Start Record excerpts

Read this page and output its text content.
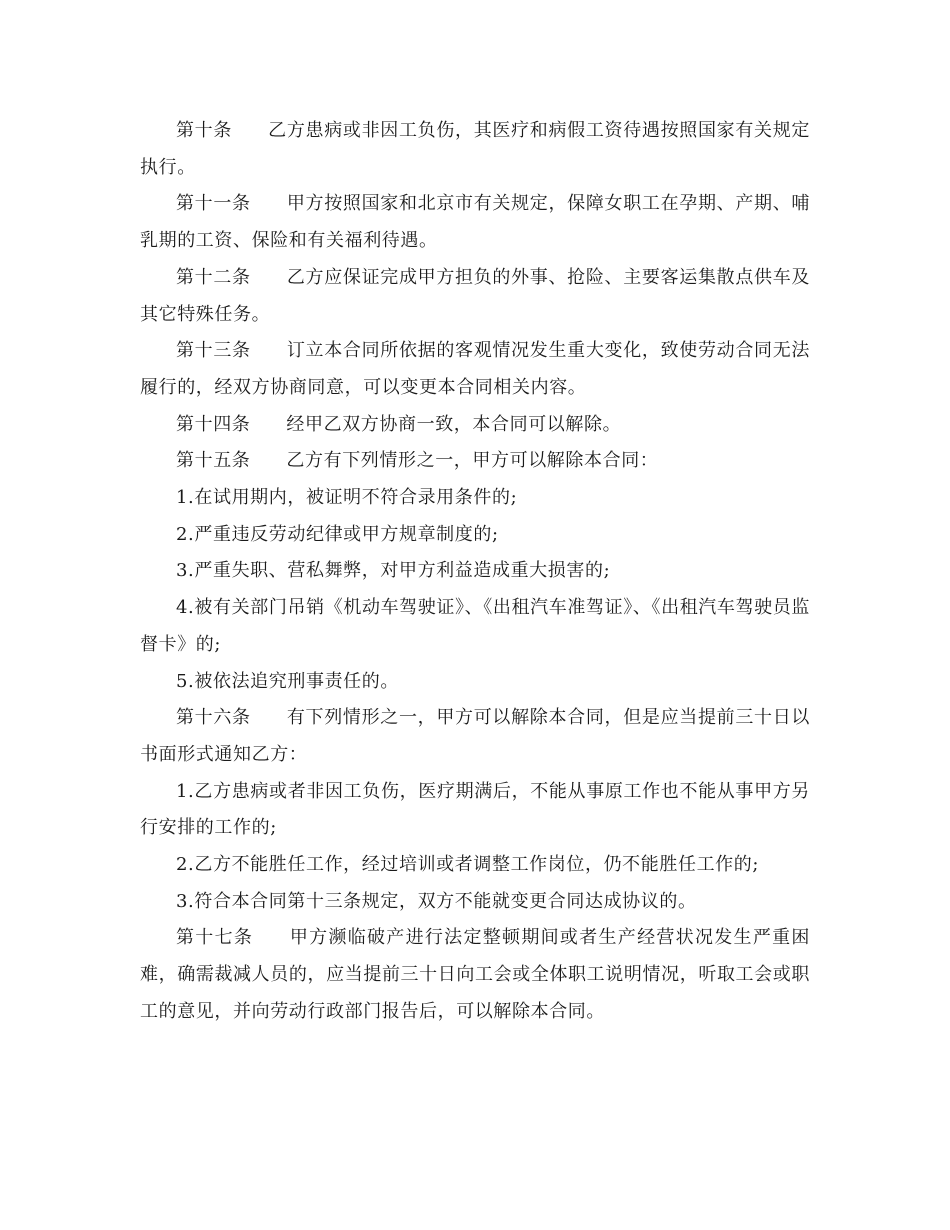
第十条 乙方患病或非因工负伤，其医疗和病假工资待遇按照国家有关规定执行。

第十一条 甲方按照国家和北京市有关规定，保障女职工在孕期、产期、哺乳期的工资、保险和有关福利待遇。

第十二条 乙方应保证完成甲方担负的外事、抢险、主要客运集散点供车及其它特殊任务。

第十三条 订立本合同所依据的客观情况发生重大变化，致使劳动合同无法履行的，经双方协商同意，可以变更本合同相关内容。

第十四条 经甲乙双方协商一致，本合同可以解除。

第十五条 乙方有下列情形之一，甲方可以解除本合同：

1.在试用期内，被证明不符合录用条件的;

2.严重违反劳动纪律或甲方规章制度的;

3.严重失职、营私舞弊，对甲方利益造成重大损害的;

4.被有关部门吊销《机动车驾驶证》、《出租汽车准驾证》、《出租汽车驾驶员监督卡》的;

5.被依法追究刑事责任的。

第十六条 有下列情形之一，甲方可以解除本合同，但是应当提前三十日以书面形式通知乙方：

1.乙方患病或者非因工负伤，医疗期满后，不能从事原工作也不能从事甲方另行安排的工作的;

2.乙方不能胜任工作，经过培训或者调整工作岗位，仍不能胜任工作的;

3.符合本合同第十三条规定，双方不能就变更合同达成协议的。

第十七条 甲方濒临破产进行法定整顿期间或者生产经营状况发生严重困难，确需裁减人员的，应当提前三十日向工会或全体职工说明情况，听取工会或职工的意见，并向劳动行政部门报告后，可以解除本合同。
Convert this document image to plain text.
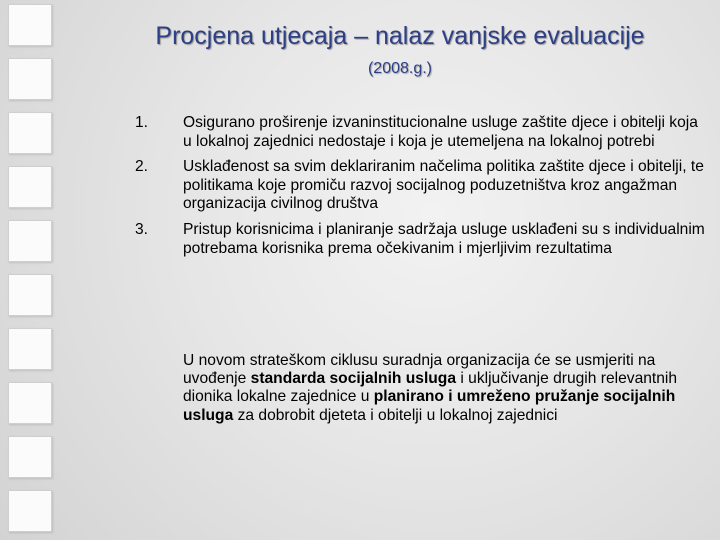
Procjena utjecaja – nalaz vanjske evaluacije
(2008.g.)
1. Osigurano proširenje izvaninstitucionalne usluge zaštite djece i obitelji koja u lokalnoj zajednici nedostaje i koja je utemeljena na lokalnoj potrebi
2. Usklađenost sa svim deklariranim načelima politika zaštite djece i obitelji, te politikama koje promiču razvoj socijalnog poduzetništva kroz angažman organizacija civilnog društva
3. Pristup korisnicima i planiranje sadržaja usluge usklađeni su s individualnim potrebama korisnika prema očekivanim i mjerljivim rezultatima

U novom strateškom ciklusu suradnja organizacija će se usmjeriti na uvođenje standarda socijalnih usluga i uključivanje drugih relevantnih dionika lokalne zajednice u planirano i umreženo pružanje socijalnih usluga za dobrobit djeteta i obitelji u lokalnoj zajednici
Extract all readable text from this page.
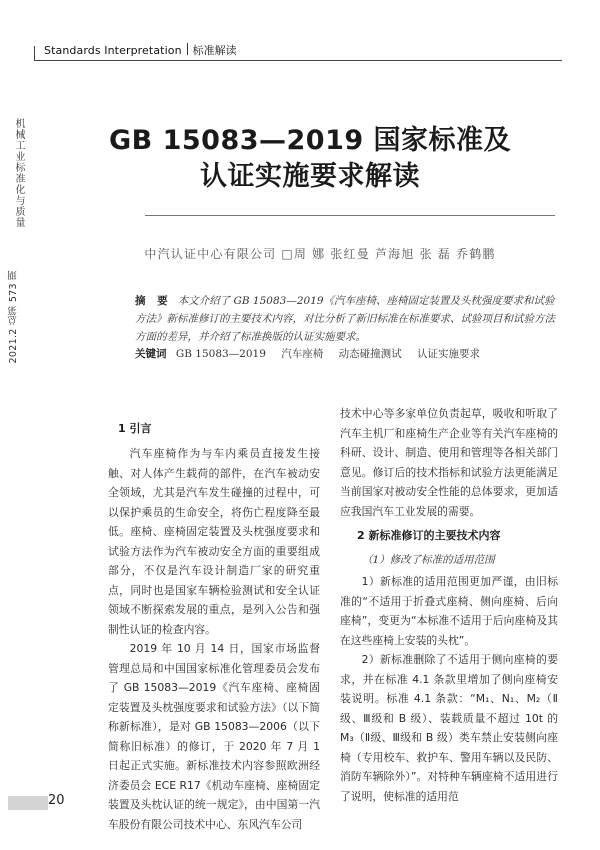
Standards Interpretation 标准解读
机械工业标准化与质量
2021.2 总第 573 期
GB 15083—2019 国家标准及
认证实施要求解读
中汽认证中心有限公司 □周 娜 张红曼 芦海旭 张 磊 乔鹤鹏
摘 要 本文介绍了 GB 15083—2019《汽车座椅、座椅固定装置及头枕强度要求和试验方法》新标准修订的主要技术内容，对比分析了新旧标准在标准要求、试验项目和试验方法方面的差异，并介绍了标准换版的认证实施要求。
关键词 GB 15083—2019 汽车座椅 动态碰撞测试 认证实施要求
1 引言

汽车座椅作为与车内乘员直接发生接触、对人体产生载荷的部件，在汽车被动安全领域，尤其是汽车发生碰撞的过程中，可以保护乘员的生命安全，将伤亡程度降至最低。座椅、座椅固定装置及头枕强度要求和试验方法作为汽车被动安全方面的重要组成部分，不仅是汽车设计制造厂家的研究重点，同时也是国家车辆检验测试和安全认证领域不断探索发展的重点，是列入公告和强制性认证的检查内容。

2019 年 10 月 14 日，国家市场监督管理总局和中国国家标准化管理委员会发布了 GB 15083—2019《汽车座椅、座椅固定装置及头枕强度要求和试验方法》（以下简称新标准），是对 GB 15083—2006（以下简称旧标准）的修订，于 2020 年 7 月 1 日起正式实施。新标准技术内容参照欧洲经济委员会 ECE R17《机动车座椅、座椅固定装置及头枕认证的统一规定》，由中国第一汽车股份有限公司技术中心、东风汽车公司

技术中心等多家单位负责起草，吸收和听取了汽车主机厂和座椅生产企业等有关汽车座椅的科研、设计、制造、使用和管理等各相关部门意见。修订后的技术指标和试验方法更能满足当前国家对被动安全性能的总体要求，更加适应我国汽车工业发展的需要。

2 新标准修订的主要技术内容
（1）修改了标准的适用范围

1）新标准的适用范围更加严谨，由旧标准的“不适用于折叠式座椅、侧向座椅、后向座椅”，变更为“本标准不适用于后向座椅及其在这些座椅上安装的头枕”。

2）新标准删除了不适用于侧向座椅的要求，并在标准 4.1 条款里增加了侧向座椅安装说明。标准 4.1 条款：“M₁、N₁、M₂（Ⅱ级、Ⅲ级和 B 级）、装载质量不超过 10t 的 M₃（Ⅱ级、Ⅲ级和 B 级）类车禁止安装侧向座椅（专用校车、救护车、警用车辆以及民防、消防车辆除外）”。对特种车辆座椅不适用进行了说明，使标准的适用范

20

End Record excerpts

Directions for this task: Lines that include the word "text" are to be extracted from the data above.

Expected answer:
Read this page and output its text content.
Convert this document image to plain text.
Extract all readable text from this page.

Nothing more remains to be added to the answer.